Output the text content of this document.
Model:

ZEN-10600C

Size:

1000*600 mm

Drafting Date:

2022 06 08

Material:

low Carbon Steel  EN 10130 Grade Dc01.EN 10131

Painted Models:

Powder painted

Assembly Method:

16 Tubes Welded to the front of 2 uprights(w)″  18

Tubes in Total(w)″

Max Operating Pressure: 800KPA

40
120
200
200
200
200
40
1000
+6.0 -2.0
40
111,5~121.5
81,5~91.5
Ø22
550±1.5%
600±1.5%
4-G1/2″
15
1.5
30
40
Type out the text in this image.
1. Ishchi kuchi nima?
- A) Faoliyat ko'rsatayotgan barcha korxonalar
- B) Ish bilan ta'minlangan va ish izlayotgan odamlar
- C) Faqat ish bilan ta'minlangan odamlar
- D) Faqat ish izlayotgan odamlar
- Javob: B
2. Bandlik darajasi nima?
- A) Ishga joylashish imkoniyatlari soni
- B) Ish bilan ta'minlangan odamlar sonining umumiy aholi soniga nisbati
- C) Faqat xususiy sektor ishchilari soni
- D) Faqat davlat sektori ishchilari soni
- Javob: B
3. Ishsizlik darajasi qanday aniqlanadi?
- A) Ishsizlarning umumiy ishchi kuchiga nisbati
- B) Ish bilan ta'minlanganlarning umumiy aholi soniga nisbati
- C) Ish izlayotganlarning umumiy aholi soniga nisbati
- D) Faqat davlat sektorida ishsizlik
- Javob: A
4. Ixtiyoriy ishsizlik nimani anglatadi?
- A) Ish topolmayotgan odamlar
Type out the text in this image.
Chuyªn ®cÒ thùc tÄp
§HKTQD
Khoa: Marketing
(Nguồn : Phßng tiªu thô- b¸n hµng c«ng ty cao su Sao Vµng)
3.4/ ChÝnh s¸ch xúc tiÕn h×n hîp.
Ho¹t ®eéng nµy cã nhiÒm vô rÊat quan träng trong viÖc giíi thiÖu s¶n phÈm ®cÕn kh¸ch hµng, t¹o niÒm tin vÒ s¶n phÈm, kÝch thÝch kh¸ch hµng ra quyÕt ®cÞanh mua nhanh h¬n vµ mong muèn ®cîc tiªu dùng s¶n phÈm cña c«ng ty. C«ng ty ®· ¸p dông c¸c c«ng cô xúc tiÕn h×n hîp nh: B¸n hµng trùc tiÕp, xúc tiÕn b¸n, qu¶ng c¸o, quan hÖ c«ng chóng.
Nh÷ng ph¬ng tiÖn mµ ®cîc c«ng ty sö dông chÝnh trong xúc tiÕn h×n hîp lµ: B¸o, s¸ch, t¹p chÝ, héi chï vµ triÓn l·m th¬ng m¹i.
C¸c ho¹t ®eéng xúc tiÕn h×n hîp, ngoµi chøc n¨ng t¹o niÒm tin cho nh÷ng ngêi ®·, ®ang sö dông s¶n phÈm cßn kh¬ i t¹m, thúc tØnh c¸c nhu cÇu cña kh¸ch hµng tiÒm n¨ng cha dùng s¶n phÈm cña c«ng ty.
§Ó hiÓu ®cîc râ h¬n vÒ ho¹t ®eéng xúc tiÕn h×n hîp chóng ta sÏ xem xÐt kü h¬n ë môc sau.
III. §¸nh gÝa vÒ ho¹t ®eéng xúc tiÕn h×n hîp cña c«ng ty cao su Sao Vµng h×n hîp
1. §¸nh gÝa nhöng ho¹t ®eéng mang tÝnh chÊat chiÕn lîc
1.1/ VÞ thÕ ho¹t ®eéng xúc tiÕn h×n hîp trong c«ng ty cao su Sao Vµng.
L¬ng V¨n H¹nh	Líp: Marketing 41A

----------------------------------------

• **WRITTEN REQUEST**
Transcribe every entry exactly.

• **SOLUTION TO THE EXERCISE**
Output the text content of this document.
Model:

ZEN-10600C

Size:

1000*600 mm

Drafting Date:

2022 06 08

Material:

low Carbon Steel  EN 10130 Grade Dc01.EN 10131

Painted Models:

Powder painted

Assembly Method:

16 Tubes Welded to the front of 2 uprights(w)″  18

Tubes in Total(w)″

Max Operating Pressure: 800KPA

40
120
200
200
200
200
40
1000
+6.0 -2.0
40
111,5~121.5
81,5~91.5
Ø22
550±1.5%
600±1.5%
4-G1/2″
15
1.5
30
40
Type out the text in this image.
1. Ishchi kuchi nima?
- A) Faoliyat ko'rsatayotgan barcha korxonalar
- B) Ish bilan ta'minlangan va ish izlayotgan odamlar
- C) Faqat ish bilan ta'minlangan odamlar
- D) Faqat ish izlayotgan odamlar
- Javob: B
2. Bandlik darajasi nima?
- A) Ishga joylashish imkoniyatlari soni
- B) Ish bilan ta'minlangan odamlar sonining umumiy aholi soniga nisbati
- C) Faqat xususiy sektor ishchilari soni
- D) Faqat davlat sektori ishchilari soni
- Javob: B
3. Ishsizlik darajasi qanday aniqlanadi?
- A) Ishsizlarning umumiy ishchi kuchiga nisbati
- B) Ish bilan ta'minlanganlarning umumiy aholi soniga nisbati
- C) Ish izlayotganlarning umumiy aholi soniga nisbati
- D) Faqat davlat sektorida ishsizlik
- Javob: A
4. Ixtiyoriy ishsizlik nimani anglatadi?
- A) Ish topolmayotgan odamlar
Type out the text in this image.
Chuyªn ®cÒ thùc tÄp
§HKTQD
Khoa: Marketing
(Nguồn : Phßng tiªu thô- b¸n hµng c«ng ty cao su Sao Vµng)
3.4/ ChÝnh s¸ch xúc tiÕn h×n hîp.
Ho¹t ®eéng nµy cã nhiÒm vô rÊat quan träng trong viÖc giíi thiÖu s¶n phÈm ®cÕn kh¸ch hµng, t¹o niÒm tin vÒ s¶n phÈm, kÝch thÝch kh¸ch hµng ra quyÕt ®cÞanh mua nhanh h¬n vµ mong muèn ®cîc tiªu dùng s¶n phÈm cña c«ng ty. C«ng ty ®· ¸p dông c¸c c«ng cô xúc tiÕn h×n hîp nh: B¸n hµng trùc tiÕp, xúc tiÕn b¸n, qu¶ng c¸o, quan hÖ c«ng chóng.
Nh÷ng ph¬ng tiÖn mµ ®cîc c«ng ty sö dông chÝnh trong xúc tiÕn h×n hîp lµ: B¸o, s¸ch, t¹p chÝ, héi chï vµ triÓn l·m th¬ng m¹i.
C¸c ho¹t ®eéng xúc tiÕn h×n hîp, ngoµi chøc n¨ng t¹o niÒm tin cho nh÷ng ngêi ®·, ®ang sö dông s¶n phÈm cßn kh¬ i t¹m, thúc tØnh c¸c nhu cÇu cña kh¸ch hµng tiÒm n¨ng cha dùng s¶n phÈm cña c«ng ty.
§Ó hiÓu ®cîc râ h¬n vÒ ho¹t ®eéng xúc tiÕn h×n hîp chóng ta sÏ xem xÐt kü h¬n ë môc sau.
III. §¸nh gÝa vÒ ho¹t ®eéng xúc tiÕn h×n hîp cña c«ng ty cao su Sao Vµng h×n hîp
1. §¸nh gÝa nhöng ho¹t ®eéng mang tÝnh chÊat chiÕn lîc
1.1/ VÞ thÕ ho¹t ®eéng xúc tiÕn h×n hîp trong c«ng ty cao su Sao Vµng.
L¬ng V¨n H¹nh	Líp: Marketing 41A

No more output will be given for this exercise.